Recorded data
::::::::

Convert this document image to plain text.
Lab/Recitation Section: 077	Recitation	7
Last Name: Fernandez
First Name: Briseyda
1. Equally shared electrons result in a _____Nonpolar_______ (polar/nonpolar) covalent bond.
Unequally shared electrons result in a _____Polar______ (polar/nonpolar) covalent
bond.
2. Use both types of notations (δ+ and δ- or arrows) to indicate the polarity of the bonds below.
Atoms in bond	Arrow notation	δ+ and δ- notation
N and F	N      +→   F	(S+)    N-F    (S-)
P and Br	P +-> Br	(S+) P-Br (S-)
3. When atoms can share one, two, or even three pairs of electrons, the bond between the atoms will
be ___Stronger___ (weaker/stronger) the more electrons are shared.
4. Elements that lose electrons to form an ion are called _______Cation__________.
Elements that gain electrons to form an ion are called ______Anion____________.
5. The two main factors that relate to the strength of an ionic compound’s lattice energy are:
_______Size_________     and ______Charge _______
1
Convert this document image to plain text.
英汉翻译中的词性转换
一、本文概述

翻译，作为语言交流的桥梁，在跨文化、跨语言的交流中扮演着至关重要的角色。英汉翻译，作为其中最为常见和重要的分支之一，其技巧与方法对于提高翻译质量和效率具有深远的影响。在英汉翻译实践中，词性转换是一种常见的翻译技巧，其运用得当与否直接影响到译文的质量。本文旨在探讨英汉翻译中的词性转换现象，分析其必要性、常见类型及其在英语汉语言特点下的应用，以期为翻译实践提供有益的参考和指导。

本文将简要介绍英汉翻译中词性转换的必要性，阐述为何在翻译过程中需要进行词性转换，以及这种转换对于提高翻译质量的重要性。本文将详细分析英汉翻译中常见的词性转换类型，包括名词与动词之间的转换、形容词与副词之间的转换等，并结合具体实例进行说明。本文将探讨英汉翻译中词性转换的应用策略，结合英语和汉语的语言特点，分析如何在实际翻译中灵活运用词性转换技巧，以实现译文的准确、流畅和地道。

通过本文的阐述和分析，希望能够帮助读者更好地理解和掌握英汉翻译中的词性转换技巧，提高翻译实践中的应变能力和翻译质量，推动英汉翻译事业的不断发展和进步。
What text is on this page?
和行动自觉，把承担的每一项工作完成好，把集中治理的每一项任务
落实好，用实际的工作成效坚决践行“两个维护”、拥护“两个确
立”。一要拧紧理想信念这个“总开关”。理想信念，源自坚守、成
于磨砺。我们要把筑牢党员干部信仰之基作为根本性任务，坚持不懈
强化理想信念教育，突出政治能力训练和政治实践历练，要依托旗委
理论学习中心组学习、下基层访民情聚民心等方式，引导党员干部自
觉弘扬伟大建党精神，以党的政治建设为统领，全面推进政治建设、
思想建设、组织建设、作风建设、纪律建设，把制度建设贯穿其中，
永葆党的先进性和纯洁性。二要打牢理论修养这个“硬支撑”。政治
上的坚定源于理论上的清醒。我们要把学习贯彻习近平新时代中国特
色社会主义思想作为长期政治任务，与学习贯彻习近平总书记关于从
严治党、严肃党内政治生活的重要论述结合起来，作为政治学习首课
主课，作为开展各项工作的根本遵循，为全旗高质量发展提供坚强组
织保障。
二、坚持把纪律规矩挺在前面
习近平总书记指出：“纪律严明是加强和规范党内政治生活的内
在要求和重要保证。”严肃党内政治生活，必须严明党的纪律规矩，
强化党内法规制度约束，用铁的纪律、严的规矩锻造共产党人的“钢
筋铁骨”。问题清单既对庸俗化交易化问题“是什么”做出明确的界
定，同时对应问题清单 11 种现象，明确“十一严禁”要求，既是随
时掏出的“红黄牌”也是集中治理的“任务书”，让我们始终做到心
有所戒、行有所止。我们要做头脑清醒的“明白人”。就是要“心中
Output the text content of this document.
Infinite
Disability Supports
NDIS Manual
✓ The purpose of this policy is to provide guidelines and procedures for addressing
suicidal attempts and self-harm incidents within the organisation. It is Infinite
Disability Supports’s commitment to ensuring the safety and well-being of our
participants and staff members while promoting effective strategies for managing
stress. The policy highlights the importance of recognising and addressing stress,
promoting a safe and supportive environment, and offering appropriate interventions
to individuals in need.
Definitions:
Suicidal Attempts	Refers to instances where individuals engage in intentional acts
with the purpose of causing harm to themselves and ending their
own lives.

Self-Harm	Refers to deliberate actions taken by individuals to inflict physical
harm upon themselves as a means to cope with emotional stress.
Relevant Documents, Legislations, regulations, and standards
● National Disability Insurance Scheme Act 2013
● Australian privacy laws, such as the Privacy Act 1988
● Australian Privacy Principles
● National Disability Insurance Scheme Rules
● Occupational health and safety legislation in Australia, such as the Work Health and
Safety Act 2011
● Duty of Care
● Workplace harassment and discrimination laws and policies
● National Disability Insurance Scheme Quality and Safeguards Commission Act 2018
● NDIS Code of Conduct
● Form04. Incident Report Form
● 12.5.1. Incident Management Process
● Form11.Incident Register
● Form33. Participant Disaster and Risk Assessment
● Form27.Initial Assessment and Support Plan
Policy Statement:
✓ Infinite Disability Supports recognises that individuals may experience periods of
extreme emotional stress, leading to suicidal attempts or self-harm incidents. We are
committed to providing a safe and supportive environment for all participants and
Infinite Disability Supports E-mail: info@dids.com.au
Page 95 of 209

::::::::

Copy out all of the data exactly, leaving nothing out.

Convert this document image to plain text.
Lab/Recitation Section: 077	Recitation	7
Last Name: Fernandez
First Name: Briseyda
1. Equally shared electrons result in a _____Nonpolar_______ (polar/nonpolar) covalent bond.
Unequally shared electrons result in a _____Polar______ (polar/nonpolar) covalent
bond.
2. Use both types of notations (δ+ and δ- or arrows) to indicate the polarity of the bonds below.
Atoms in bond	Arrow notation	δ+ and δ- notation
N and F	N      +→   F	(S+)    N-F    (S-)
P and Br	P +-> Br	(S+) P-Br (S-)
3. When atoms can share one, two, or even three pairs of electrons, the bond between the atoms will
be ___Stronger___ (weaker/stronger) the more electrons are shared.
4. Elements that lose electrons to form an ion are called _______Cation__________.
Elements that gain electrons to form an ion are called ______Anion____________.
5. The two main factors that relate to the strength of an ionic compound’s lattice energy are:
_______Size_________     and ______Charge _______
1
Convert this document image to plain text.
英汉翻译中的词性转换
一、本文概述

翻译，作为语言交流的桥梁，在跨文化、跨语言的交流中扮演着至关重要的角色。英汉翻译，作为其中最为常见和重要的分支之一，其技巧与方法对于提高翻译质量和效率具有深远的影响。在英汉翻译实践中，词性转换是一种常见的翻译技巧，其运用得当与否直接影响到译文的质量。本文旨在探讨英汉翻译中的词性转换现象，分析其必要性、常见类型及其在英语汉语言特点下的应用，以期为翻译实践提供有益的参考和指导。

本文将简要介绍英汉翻译中词性转换的必要性，阐述为何在翻译过程中需要进行词性转换，以及这种转换对于提高翻译质量的重要性。本文将详细分析英汉翻译中常见的词性转换类型，包括名词与动词之间的转换、形容词与副词之间的转换等，并结合具体实例进行说明。本文将探讨英汉翻译中词性转换的应用策略，结合英语和汉语的语言特点，分析如何在实际翻译中灵活运用词性转换技巧，以实现译文的准确、流畅和地道。

通过本文的阐述和分析，希望能够帮助读者更好地理解和掌握英汉翻译中的词性转换技巧，提高翻译实践中的应变能力和翻译质量，推动英汉翻译事业的不断发展和进步。
What text is on this page?
和行动自觉，把承担的每一项工作完成好，把集中治理的每一项任务
落实好，用实际的工作成效坚决践行“两个维护”、拥护“两个确
立”。一要拧紧理想信念这个“总开关”。理想信念，源自坚守、成
于磨砺。我们要把筑牢党员干部信仰之基作为根本性任务，坚持不懈
强化理想信念教育，突出政治能力训练和政治实践历练，要依托旗委
理论学习中心组学习、下基层访民情聚民心等方式，引导党员干部自
觉弘扬伟大建党精神，以党的政治建设为统领，全面推进政治建设、
思想建设、组织建设、作风建设、纪律建设，把制度建设贯穿其中，
永葆党的先进性和纯洁性。二要打牢理论修养这个“硬支撑”。政治
上的坚定源于理论上的清醒。我们要把学习贯彻习近平新时代中国特
色社会主义思想作为长期政治任务，与学习贯彻习近平总书记关于从
严治党、严肃党内政治生活的重要论述结合起来，作为政治学习首课
主课，作为开展各项工作的根本遵循，为全旗高质量发展提供坚强组
织保障。
二、坚持把纪律规矩挺在前面
习近平总书记指出：“纪律严明是加强和规范党内政治生活的内
在要求和重要保证。”严肃党内政治生活，必须严明党的纪律规矩，
强化党内法规制度约束，用铁的纪律、严的规矩锻造共产党人的“钢
筋铁骨”。问题清单既对庸俗化交易化问题“是什么”做出明确的界
定，同时对应问题清单 11 种现象，明确“十一严禁”要求，既是随
时掏出的“红黄牌”也是集中治理的“任务书”，让我们始终做到心
有所戒、行有所止。我们要做头脑清醒的“明白人”。就是要“心中
Output the text content of this document.
Infinite
Disability Supports
NDIS Manual
✓ The purpose of this policy is to provide guidelines and procedures for addressing
suicidal attempts and self-harm incidents within the organisation. It is Infinite
Disability Supports’s commitment to ensuring the safety and well-being of our
participants and staff members while promoting effective strategies for managing
stress. The policy highlights the importance of recognising and addressing stress,
promoting a safe and supportive environment, and offering appropriate interventions
to individuals in need.
Definitions:
Suicidal Attempts	Refers to instances where individuals engage in intentional acts
with the purpose of causing harm to themselves and ending their
own lives.

Self-Harm	Refers to deliberate actions taken by individuals to inflict physical
harm upon themselves as a means to cope with emotional stress.
Relevant Documents, Legislations, regulations, and standards
● National Disability Insurance Scheme Act 2013
● Australian privacy laws, such as the Privacy Act 1988
● Australian Privacy Principles
● National Disability Insurance Scheme Rules
● Occupational health and safety legislation in Australia, such as the Work Health and
Safety Act 2011
● Duty of Care
● Workplace harassment and discrimination laws and policies
● National Disability Insurance Scheme Quality and Safeguards Commission Act 2018
● NDIS Code of Conduct
● Form04. Incident Report Form
● 12.5.1. Incident Management Process
● Form11.Incident Register
● Form33. Participant Disaster and Risk Assessment
● Form27.Initial Assessment and Support Plan
Policy Statement:
✓ Infinite Disability Supports recognises that individuals may experience periods of
extreme emotional stress, leading to suicidal attempts or self-harm incidents. We are
committed to providing a safe and supportive environment for all participants and
Infinite Disability Supports E-mail: info@dids.com.au
Page 95 of 209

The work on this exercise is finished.